** START **
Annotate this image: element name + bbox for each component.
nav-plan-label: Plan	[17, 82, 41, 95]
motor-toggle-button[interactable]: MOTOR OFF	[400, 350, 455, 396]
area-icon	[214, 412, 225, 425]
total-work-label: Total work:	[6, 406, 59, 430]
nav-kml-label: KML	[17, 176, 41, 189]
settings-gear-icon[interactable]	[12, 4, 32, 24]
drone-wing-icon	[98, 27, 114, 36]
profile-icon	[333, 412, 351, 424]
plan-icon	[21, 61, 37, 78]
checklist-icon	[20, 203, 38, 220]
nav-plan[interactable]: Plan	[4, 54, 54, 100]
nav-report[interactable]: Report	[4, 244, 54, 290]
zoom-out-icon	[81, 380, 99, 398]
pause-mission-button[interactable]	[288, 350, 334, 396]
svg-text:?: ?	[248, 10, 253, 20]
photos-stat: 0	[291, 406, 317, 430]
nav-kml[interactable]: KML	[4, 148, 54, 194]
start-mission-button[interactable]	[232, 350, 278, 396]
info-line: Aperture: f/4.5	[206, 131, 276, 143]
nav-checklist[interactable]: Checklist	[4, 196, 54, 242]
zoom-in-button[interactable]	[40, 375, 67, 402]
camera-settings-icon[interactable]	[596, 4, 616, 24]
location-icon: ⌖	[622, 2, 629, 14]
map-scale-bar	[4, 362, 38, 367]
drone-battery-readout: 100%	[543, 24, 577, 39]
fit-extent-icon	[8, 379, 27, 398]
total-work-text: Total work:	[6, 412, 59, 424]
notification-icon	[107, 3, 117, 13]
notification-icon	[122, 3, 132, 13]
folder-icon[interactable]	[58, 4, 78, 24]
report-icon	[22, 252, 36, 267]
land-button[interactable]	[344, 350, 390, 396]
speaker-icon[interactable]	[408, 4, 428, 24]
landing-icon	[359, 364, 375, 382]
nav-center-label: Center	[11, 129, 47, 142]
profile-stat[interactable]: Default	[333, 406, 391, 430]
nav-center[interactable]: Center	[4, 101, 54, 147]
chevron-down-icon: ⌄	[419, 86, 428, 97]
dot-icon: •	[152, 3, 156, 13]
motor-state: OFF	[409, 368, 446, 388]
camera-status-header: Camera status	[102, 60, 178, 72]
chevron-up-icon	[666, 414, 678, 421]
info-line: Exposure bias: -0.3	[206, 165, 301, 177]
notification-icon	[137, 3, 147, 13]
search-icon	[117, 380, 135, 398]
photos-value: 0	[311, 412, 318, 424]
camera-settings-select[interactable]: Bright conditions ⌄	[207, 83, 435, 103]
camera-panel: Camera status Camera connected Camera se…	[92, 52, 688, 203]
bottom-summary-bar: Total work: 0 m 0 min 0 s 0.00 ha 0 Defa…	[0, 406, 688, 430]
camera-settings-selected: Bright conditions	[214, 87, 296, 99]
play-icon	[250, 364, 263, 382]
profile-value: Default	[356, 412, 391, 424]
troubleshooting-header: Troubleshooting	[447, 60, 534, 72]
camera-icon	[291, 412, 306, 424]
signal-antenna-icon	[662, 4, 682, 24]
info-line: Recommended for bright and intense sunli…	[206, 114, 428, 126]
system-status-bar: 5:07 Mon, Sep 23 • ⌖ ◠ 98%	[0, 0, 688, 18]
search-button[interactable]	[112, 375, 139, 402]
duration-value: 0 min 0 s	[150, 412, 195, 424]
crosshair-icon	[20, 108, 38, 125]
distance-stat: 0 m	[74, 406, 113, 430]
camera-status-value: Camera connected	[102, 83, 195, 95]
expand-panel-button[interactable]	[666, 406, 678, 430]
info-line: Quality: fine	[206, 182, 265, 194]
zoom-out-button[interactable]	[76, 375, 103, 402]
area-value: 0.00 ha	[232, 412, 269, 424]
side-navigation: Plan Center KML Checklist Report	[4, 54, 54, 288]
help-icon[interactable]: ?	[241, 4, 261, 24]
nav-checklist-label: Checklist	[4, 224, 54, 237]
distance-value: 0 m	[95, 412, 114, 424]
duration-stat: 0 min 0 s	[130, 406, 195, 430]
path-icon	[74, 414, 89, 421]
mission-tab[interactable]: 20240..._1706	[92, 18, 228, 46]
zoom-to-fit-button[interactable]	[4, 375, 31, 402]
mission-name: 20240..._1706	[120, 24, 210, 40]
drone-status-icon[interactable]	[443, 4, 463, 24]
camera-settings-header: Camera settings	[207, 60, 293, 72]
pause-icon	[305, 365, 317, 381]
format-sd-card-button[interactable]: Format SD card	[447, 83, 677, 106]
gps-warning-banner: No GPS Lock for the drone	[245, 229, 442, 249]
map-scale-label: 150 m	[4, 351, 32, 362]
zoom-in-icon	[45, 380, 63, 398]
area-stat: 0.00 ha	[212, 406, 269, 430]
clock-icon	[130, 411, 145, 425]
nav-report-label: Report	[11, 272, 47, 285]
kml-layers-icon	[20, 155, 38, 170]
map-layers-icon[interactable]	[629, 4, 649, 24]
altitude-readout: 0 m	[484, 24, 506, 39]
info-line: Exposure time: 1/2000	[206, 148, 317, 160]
** END **
Substitute "Overcast conditions" for "Bright conditions" in the lines above, and reproduce all of the lines with nothing else altered.

Annotate this image: element name + bbox for each component.
nav-plan-label: Plan	[17, 82, 41, 95]
motor-toggle-button[interactable]: MOTOR OFF	[400, 350, 455, 396]
area-icon	[214, 412, 225, 425]
total-work-label: Total work:	[6, 406, 59, 430]
nav-kml-label: KML	[17, 176, 41, 189]
settings-gear-icon[interactable]	[12, 4, 32, 24]
drone-wing-icon	[98, 27, 114, 36]
profile-icon	[333, 412, 351, 424]
plan-icon	[21, 61, 37, 78]
checklist-icon	[20, 203, 38, 220]
nav-plan[interactable]: Plan	[4, 54, 54, 100]
nav-report[interactable]: Report	[4, 244, 54, 290]
zoom-out-icon	[81, 380, 99, 398]
pause-mission-button[interactable]	[288, 350, 334, 396]
svg-text:?: ?	[248, 10, 253, 20]
photos-stat: 0	[291, 406, 317, 430]
nav-kml[interactable]: KML	[4, 148, 54, 194]
start-mission-button[interactable]	[232, 350, 278, 396]
info-line: Aperture: f/4.5	[206, 131, 276, 143]
nav-checklist[interactable]: Checklist	[4, 196, 54, 242]
zoom-in-button[interactable]	[40, 375, 67, 402]
camera-settings-icon[interactable]	[596, 4, 616, 24]
location-icon: ⌖	[622, 2, 629, 14]
map-scale-bar	[4, 362, 38, 367]
drone-battery-readout: 100%	[543, 24, 577, 39]
fit-extent-icon	[8, 379, 27, 398]
total-work-text: Total work:	[6, 412, 59, 424]
notification-icon	[107, 3, 117, 13]
notification-icon	[122, 3, 132, 13]
folder-icon[interactable]	[58, 4, 78, 24]
report-icon	[22, 252, 36, 267]
land-button[interactable]	[344, 350, 390, 396]
speaker-icon[interactable]	[408, 4, 428, 24]
landing-icon	[359, 364, 375, 382]
nav-center-label: Center	[11, 129, 47, 142]
profile-stat[interactable]: Default	[333, 406, 391, 430]
nav-center[interactable]: Center	[4, 101, 54, 147]
chevron-down-icon: ⌄	[419, 86, 428, 97]
dot-icon: •	[152, 3, 156, 13]
motor-state: OFF	[409, 368, 446, 388]
camera-status-header: Camera status	[102, 60, 178, 72]
chevron-up-icon	[666, 414, 678, 421]
info-line: Exposure bias: -0.3	[206, 165, 301, 177]
notification-icon	[137, 3, 147, 13]
search-icon	[117, 380, 135, 398]
photos-value: 0	[311, 412, 318, 424]
camera-settings-select[interactable]: Overcast conditions ⌄	[207, 83, 435, 103]
camera-panel: Camera status Camera connected Camera se…	[92, 52, 688, 203]
bottom-summary-bar: Total work: 0 m 0 min 0 s 0.00 ha 0 Defa…	[0, 406, 688, 430]
camera-settings-selected: Overcast conditions	[214, 87, 296, 99]
play-icon	[250, 364, 263, 382]
profile-value: Default	[356, 412, 391, 424]
troubleshooting-header: Troubleshooting	[447, 60, 534, 72]
camera-icon	[291, 412, 306, 424]
signal-antenna-icon	[662, 4, 682, 24]
info-line: Recommended for bright and intense sunli…	[206, 114, 428, 126]
system-status-bar: 5:07 Mon, Sep 23 • ⌖ ◠ 98%	[0, 0, 688, 18]
search-button[interactable]	[112, 375, 139, 402]
duration-value: 0 min 0 s	[150, 412, 195, 424]
crosshair-icon	[20, 108, 38, 125]
distance-stat: 0 m	[74, 406, 113, 430]
camera-status-value: Camera connected	[102, 83, 195, 95]
expand-panel-button[interactable]	[666, 406, 678, 430]
info-line: Quality: fine	[206, 182, 265, 194]
zoom-out-button[interactable]	[76, 375, 103, 402]
area-value: 0.00 ha	[232, 412, 269, 424]
side-navigation: Plan Center KML Checklist Report	[4, 54, 54, 288]
help-icon[interactable]: ?	[241, 4, 261, 24]
nav-checklist-label: Checklist	[4, 224, 54, 237]
distance-value: 0 m	[95, 412, 114, 424]
duration-stat: 0 min 0 s	[130, 406, 195, 430]
path-icon	[74, 414, 89, 421]
mission-tab[interactable]: 20240..._1706	[92, 18, 228, 46]
zoom-to-fit-button[interactable]	[4, 375, 31, 402]
mission-name: 20240..._1706	[120, 24, 210, 40]
drone-status-icon[interactable]	[443, 4, 463, 24]
camera-settings-header: Camera settings	[207, 60, 293, 72]
pause-icon	[305, 365, 317, 381]
format-sd-card-button[interactable]: Format SD card	[447, 83, 677, 106]
gps-warning-banner: No GPS Lock for the drone	[245, 229, 442, 249]
map-scale-label: 150 m	[4, 351, 32, 362]
zoom-in-icon	[45, 380, 63, 398]
area-stat: 0.00 ha	[212, 406, 269, 430]
clock-icon	[130, 411, 145, 425]
nav-report-label: Report	[11, 272, 47, 285]
kml-layers-icon	[20, 155, 38, 170]
map-layers-icon[interactable]	[629, 4, 649, 24]
altitude-readout: 0 m	[484, 24, 506, 39]
info-line: Exposure time: 1/2000	[206, 148, 317, 160]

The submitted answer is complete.